SUPPLIED DATA:
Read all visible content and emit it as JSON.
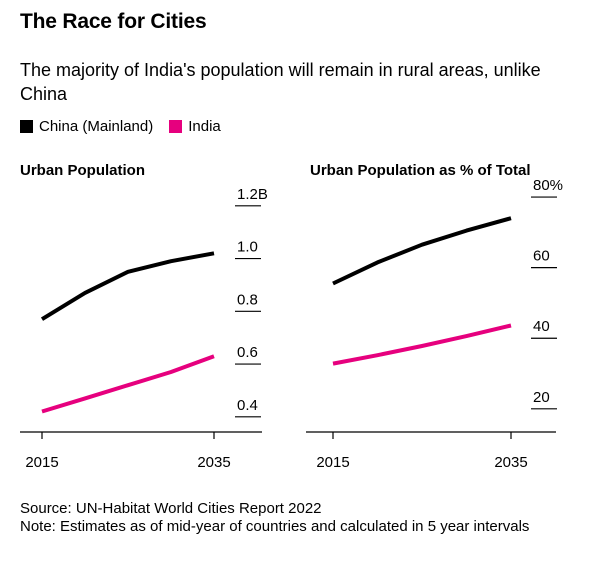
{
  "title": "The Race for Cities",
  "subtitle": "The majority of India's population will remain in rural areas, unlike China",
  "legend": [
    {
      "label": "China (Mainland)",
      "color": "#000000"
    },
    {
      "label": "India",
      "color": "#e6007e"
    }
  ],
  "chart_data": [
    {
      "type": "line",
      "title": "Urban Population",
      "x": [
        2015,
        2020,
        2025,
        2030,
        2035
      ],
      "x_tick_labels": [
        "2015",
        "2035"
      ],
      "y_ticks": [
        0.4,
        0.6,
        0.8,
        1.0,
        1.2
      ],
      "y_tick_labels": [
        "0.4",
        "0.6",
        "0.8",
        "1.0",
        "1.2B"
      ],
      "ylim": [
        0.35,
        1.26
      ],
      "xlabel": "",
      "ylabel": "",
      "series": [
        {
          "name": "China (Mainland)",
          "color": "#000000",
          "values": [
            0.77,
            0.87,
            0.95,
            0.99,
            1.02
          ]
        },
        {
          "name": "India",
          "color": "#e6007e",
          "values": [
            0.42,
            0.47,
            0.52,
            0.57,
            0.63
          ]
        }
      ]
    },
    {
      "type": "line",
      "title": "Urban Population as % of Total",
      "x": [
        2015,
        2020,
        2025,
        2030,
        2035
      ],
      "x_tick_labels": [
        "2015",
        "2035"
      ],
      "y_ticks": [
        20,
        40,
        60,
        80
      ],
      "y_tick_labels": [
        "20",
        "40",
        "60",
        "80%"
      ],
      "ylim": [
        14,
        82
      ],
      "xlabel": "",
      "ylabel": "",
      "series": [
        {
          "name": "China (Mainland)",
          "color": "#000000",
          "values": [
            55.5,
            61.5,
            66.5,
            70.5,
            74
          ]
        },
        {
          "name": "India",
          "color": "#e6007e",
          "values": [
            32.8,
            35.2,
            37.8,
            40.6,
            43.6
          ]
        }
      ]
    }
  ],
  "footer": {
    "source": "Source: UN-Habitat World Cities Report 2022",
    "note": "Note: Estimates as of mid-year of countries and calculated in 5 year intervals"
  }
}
* * *
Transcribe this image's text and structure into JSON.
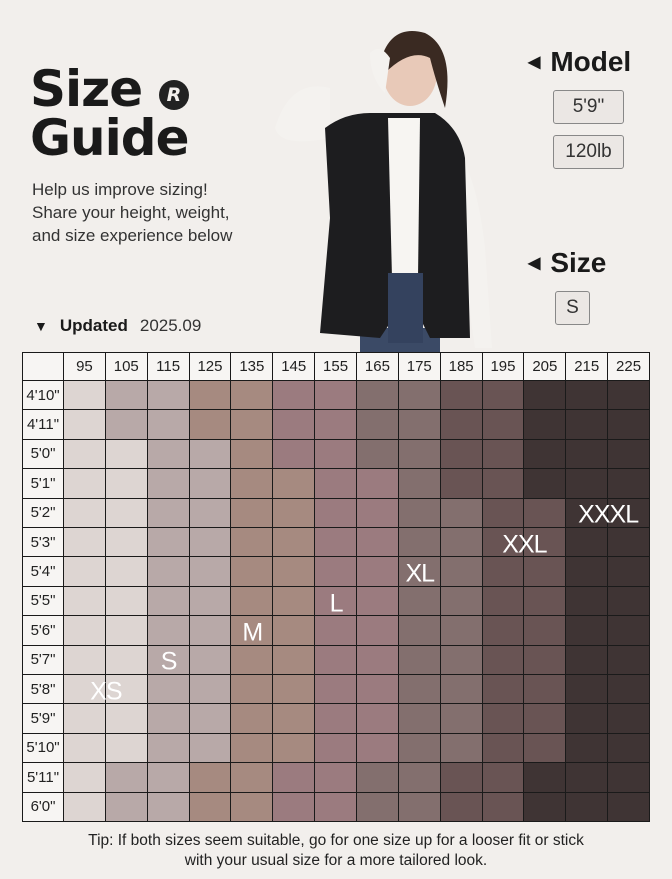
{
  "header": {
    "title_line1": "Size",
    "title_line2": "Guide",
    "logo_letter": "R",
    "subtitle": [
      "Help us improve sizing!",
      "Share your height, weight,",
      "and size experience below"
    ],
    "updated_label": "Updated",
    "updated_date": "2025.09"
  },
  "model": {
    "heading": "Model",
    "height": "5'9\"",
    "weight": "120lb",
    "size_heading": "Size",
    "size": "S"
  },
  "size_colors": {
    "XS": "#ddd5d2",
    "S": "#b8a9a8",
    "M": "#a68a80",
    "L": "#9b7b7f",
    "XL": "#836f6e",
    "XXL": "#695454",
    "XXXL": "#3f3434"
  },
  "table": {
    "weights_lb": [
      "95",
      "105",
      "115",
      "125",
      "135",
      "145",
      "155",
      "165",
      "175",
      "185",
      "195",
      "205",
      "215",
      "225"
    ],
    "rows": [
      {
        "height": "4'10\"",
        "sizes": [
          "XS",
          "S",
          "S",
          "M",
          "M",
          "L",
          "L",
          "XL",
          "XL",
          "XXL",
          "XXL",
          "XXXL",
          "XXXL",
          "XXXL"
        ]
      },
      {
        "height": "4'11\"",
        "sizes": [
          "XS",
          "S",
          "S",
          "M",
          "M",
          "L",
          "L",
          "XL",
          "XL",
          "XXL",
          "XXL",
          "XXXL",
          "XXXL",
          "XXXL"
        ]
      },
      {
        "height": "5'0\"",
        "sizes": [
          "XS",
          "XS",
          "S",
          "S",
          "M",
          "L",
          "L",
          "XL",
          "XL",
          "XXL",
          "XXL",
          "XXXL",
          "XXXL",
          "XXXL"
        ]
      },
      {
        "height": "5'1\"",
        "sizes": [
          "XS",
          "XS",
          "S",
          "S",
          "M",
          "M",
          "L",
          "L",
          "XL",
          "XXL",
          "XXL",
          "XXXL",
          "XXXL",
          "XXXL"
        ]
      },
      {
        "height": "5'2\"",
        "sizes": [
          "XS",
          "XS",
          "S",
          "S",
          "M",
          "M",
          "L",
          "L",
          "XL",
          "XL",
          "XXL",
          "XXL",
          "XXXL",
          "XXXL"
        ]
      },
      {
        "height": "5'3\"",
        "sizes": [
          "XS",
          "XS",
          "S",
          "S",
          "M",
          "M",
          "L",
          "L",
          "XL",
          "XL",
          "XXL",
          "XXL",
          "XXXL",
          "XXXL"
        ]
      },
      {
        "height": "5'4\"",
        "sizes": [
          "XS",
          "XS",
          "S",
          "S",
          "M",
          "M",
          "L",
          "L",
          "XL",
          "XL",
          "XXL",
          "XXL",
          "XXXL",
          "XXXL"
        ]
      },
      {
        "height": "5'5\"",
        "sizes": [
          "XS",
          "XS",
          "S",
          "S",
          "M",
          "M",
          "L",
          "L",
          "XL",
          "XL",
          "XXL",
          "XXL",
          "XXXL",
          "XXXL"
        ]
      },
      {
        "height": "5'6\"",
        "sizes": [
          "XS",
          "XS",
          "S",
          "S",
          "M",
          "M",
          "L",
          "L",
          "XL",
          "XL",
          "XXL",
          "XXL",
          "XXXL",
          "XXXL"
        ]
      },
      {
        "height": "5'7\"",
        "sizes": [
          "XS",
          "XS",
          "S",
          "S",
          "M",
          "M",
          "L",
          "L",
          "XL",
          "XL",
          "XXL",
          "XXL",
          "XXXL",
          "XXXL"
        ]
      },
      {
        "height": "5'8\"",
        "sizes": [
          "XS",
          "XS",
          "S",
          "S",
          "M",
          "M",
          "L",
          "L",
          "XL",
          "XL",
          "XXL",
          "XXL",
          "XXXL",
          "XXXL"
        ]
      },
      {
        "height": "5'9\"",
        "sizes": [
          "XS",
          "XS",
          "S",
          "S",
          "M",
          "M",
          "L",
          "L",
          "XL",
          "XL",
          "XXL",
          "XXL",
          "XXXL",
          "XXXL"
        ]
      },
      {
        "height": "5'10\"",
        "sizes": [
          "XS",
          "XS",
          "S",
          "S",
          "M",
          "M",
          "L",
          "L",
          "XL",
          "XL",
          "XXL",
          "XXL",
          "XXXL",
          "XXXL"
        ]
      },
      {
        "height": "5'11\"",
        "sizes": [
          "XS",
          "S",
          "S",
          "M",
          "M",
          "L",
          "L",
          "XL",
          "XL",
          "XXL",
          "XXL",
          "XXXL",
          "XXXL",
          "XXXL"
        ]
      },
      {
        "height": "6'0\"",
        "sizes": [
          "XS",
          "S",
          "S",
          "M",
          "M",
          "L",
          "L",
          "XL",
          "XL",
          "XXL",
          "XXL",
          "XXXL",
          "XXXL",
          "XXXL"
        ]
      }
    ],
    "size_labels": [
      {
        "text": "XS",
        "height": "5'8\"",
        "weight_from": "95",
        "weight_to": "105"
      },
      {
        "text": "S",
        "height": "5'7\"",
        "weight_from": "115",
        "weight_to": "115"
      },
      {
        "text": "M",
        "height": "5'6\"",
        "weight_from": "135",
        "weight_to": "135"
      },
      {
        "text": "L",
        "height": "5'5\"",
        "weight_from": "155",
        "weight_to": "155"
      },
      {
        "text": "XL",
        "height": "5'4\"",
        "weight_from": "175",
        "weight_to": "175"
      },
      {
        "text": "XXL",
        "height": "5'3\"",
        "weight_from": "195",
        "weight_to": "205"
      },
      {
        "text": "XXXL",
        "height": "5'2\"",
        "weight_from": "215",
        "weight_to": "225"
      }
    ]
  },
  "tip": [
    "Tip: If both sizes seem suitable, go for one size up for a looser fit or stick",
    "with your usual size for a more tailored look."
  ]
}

SHORT EXERCISE: Find every line that has "Cities" in it, then return those lines.

EXPECTED ANSWER:
  "title": "The Race for Cities",
    "source": "Source: UN-Habitat World Cities Report 2022",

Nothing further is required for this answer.